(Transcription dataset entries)
○ ○ ○ ○ ○

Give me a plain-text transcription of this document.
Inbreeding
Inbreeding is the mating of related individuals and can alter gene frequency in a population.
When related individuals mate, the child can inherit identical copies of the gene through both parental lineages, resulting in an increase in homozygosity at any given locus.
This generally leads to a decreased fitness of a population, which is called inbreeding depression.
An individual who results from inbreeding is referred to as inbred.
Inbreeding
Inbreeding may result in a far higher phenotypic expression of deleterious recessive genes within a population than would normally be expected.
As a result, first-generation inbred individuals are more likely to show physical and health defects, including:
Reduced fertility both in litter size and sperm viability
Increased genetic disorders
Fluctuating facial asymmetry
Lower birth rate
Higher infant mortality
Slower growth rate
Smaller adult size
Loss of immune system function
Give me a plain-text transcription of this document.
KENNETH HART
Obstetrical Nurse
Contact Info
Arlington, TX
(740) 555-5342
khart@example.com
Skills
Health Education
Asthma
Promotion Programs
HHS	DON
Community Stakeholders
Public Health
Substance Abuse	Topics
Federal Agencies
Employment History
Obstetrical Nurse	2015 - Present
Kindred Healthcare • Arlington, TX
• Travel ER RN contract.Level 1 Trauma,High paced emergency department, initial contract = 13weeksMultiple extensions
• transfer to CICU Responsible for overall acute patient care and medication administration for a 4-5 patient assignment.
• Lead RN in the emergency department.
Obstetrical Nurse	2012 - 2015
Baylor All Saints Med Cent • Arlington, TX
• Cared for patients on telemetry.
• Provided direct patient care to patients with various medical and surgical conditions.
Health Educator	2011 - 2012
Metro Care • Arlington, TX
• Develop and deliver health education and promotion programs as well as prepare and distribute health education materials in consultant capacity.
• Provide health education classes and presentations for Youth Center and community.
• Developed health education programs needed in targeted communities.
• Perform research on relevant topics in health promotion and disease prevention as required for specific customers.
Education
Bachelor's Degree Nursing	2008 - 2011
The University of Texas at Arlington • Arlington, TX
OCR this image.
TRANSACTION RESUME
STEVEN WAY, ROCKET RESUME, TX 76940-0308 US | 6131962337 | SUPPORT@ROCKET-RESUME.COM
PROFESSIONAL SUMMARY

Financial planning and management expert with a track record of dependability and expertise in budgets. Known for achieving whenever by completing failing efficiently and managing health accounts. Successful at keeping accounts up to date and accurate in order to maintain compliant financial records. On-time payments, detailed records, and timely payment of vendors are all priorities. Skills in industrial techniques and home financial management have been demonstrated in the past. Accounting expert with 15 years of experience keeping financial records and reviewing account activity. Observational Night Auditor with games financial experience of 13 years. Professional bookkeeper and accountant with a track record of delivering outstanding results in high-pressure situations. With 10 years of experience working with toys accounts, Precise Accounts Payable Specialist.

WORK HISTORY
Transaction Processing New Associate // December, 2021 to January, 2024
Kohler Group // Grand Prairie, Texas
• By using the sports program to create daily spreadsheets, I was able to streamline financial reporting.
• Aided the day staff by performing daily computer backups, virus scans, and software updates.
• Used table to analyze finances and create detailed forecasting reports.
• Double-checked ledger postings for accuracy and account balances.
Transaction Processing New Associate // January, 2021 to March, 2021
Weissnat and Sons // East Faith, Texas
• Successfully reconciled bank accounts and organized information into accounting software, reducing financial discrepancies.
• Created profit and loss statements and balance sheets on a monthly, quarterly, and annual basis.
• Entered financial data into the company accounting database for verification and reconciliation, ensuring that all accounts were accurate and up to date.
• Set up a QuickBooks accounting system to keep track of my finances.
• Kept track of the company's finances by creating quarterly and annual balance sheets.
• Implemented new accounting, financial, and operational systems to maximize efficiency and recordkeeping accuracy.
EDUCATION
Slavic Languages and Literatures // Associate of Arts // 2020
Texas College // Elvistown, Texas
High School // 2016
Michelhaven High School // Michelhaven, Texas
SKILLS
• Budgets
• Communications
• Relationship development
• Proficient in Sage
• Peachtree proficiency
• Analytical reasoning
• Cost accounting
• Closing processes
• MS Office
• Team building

○ ○ ○ ○ ○

I'd like the records returned exactly as they were written, please.

## EXERCISE RESPONSE
Give me a plain-text transcription of this document.
Inbreeding
Inbreeding is the mating of related individuals and can alter gene frequency in a population.
When related individuals mate, the child can inherit identical copies of the gene through both parental lineages, resulting in an increase in homozygosity at any given locus.
This generally leads to a decreased fitness of a population, which is called inbreeding depression.
An individual who results from inbreeding is referred to as inbred.
Inbreeding
Inbreeding may result in a far higher phenotypic expression of deleterious recessive genes within a population than would normally be expected.
As a result, first-generation inbred individuals are more likely to show physical and health defects, including:
Reduced fertility both in litter size and sperm viability
Increased genetic disorders
Fluctuating facial asymmetry
Lower birth rate
Higher infant mortality
Slower growth rate
Smaller adult size
Loss of immune system function
Give me a plain-text transcription of this document.
KENNETH HART
Obstetrical Nurse
Contact Info
Arlington, TX
(740) 555-5342
khart@example.com
Skills
Health Education
Asthma
Promotion Programs
HHS	DON
Community Stakeholders
Public Health
Substance Abuse	Topics
Federal Agencies
Employment History
Obstetrical Nurse	2015 - Present
Kindred Healthcare • Arlington, TX
• Travel ER RN contract.Level 1 Trauma,High paced emergency department, initial contract = 13weeksMultiple extensions
• transfer to CICU Responsible for overall acute patient care and medication administration for a 4-5 patient assignment.
• Lead RN in the emergency department.
Obstetrical Nurse	2012 - 2015
Baylor All Saints Med Cent • Arlington, TX
• Cared for patients on telemetry.
• Provided direct patient care to patients with various medical and surgical conditions.
Health Educator	2011 - 2012
Metro Care • Arlington, TX
• Develop and deliver health education and promotion programs as well as prepare and distribute health education materials in consultant capacity.
• Provide health education classes and presentations for Youth Center and community.
• Developed health education programs needed in targeted communities.
• Perform research on relevant topics in health promotion and disease prevention as required for specific customers.
Education
Bachelor's Degree Nursing	2008 - 2011
The University of Texas at Arlington • Arlington, TX
OCR this image.
TRANSACTION RESUME
STEVEN WAY, ROCKET RESUME, TX 76940-0308 US | 6131962337 | SUPPORT@ROCKET-RESUME.COM
PROFESSIONAL SUMMARY

Financial planning and management expert with a track record of dependability and expertise in budgets. Known for achieving whenever by completing failing efficiently and managing health accounts. Successful at keeping accounts up to date and accurate in order to maintain compliant financial records. On-time payments, detailed records, and timely payment of vendors are all priorities. Skills in industrial techniques and home financial management have been demonstrated in the past. Accounting expert with 15 years of experience keeping financial records and reviewing account activity. Observational Night Auditor with games financial experience of 13 years. Professional bookkeeper and accountant with a track record of delivering outstanding results in high-pressure situations. With 10 years of experience working with toys accounts, Precise Accounts Payable Specialist.

WORK HISTORY
Transaction Processing New Associate // December, 2021 to January, 2024
Kohler Group // Grand Prairie, Texas
• By using the sports program to create daily spreadsheets, I was able to streamline financial reporting.
• Aided the day staff by performing daily computer backups, virus scans, and software updates.
• Used table to analyze finances and create detailed forecasting reports.
• Double-checked ledger postings for accuracy and account balances.
Transaction Processing New Associate // January, 2021 to March, 2021
Weissnat and Sons // East Faith, Texas
• Successfully reconciled bank accounts and organized information into accounting software, reducing financial discrepancies.
• Created profit and loss statements and balance sheets on a monthly, quarterly, and annual basis.
• Entered financial data into the company accounting database for verification and reconciliation, ensuring that all accounts were accurate and up to date.
• Set up a QuickBooks accounting system to keep track of my finances.
• Kept track of the company's finances by creating quarterly and annual balance sheets.
• Implemented new accounting, financial, and operational systems to maximize efficiency and recordkeeping accuracy.
EDUCATION
Slavic Languages and Literatures // Associate of Arts // 2020
Texas College // Elvistown, Texas
High School // 2016
Michelhaven High School // Michelhaven, Texas
SKILLS
• Budgets
• Communications
• Relationship development
• Proficient in Sage
• Peachtree proficiency
• Analytical reasoning
• Cost accounting
• Closing processes
• MS Office
• Team building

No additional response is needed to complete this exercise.